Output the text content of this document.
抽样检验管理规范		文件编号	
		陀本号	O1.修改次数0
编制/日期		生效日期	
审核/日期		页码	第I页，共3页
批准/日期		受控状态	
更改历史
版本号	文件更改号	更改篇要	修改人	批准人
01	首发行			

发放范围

*-*-*

### Given request
Print every record above exactly as written.

### Answer to this exercise
Output the text content of this document.
抽样检验管理规范		文件编号	
		陀本号	O1.修改次数0
编制/日期		生效日期	
审核/日期		页码	第I页，共3页
批准/日期		受控状态	
更改历史
版本号	文件更改号	更改篇要	修改人	批准人
01	首发行			

发放范围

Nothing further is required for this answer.